# DATA EXCERPTS start

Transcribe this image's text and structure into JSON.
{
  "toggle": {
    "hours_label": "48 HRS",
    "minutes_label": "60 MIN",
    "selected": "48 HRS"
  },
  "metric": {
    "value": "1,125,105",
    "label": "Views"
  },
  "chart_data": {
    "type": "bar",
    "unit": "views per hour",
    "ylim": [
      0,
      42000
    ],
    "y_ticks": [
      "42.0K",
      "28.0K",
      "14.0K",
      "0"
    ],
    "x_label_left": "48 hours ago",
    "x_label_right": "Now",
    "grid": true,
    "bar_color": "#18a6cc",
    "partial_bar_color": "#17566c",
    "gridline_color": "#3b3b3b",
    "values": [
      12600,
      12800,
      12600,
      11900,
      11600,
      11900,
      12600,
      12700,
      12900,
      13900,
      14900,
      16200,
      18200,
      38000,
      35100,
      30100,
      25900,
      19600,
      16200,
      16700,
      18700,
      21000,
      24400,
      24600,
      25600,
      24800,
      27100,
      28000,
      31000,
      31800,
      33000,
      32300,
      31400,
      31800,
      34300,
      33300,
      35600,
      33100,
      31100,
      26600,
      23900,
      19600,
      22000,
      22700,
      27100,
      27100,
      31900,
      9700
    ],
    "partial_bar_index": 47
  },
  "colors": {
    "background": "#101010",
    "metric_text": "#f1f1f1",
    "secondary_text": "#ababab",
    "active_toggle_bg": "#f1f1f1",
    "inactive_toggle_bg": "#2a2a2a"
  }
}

# DATA EXCERPTS end

_PROBLEM STATEMENT_
Repeat the records above exactly.

_RESPONSE TO THE TASK_
Transcribe this image's text and structure into JSON.
{
  "toggle": {
    "hours_label": "48 HRS",
    "minutes_label": "60 MIN",
    "selected": "48 HRS"
  },
  "metric": {
    "value": "1,125,105",
    "label": "Views"
  },
  "chart_data": {
    "type": "bar",
    "unit": "views per hour",
    "ylim": [
      0,
      42000
    ],
    "y_ticks": [
      "42.0K",
      "28.0K",
      "14.0K",
      "0"
    ],
    "x_label_left": "48 hours ago",
    "x_label_right": "Now",
    "grid": true,
    "bar_color": "#18a6cc",
    "partial_bar_color": "#17566c",
    "gridline_color": "#3b3b3b",
    "values": [
      12600,
      12800,
      12600,
      11900,
      11600,
      11900,
      12600,
      12700,
      12900,
      13900,
      14900,
      16200,
      18200,
      38000,
      35100,
      30100,
      25900,
      19600,
      16200,
      16700,
      18700,
      21000,
      24400,
      24600,
      25600,
      24800,
      27100,
      28000,
      31000,
      31800,
      33000,
      32300,
      31400,
      31800,
      34300,
      33300,
      35600,
      33100,
      31100,
      26600,
      23900,
      19600,
      22000,
      22700,
      27100,
      27100,
      31900,
      9700
    ],
    "partial_bar_index": 47
  },
  "colors": {
    "background": "#101010",
    "metric_text": "#f1f1f1",
    "secondary_text": "#ababab",
    "active_toggle_bg": "#f1f1f1",
    "inactive_toggle_bg": "#2a2a2a"
  }
}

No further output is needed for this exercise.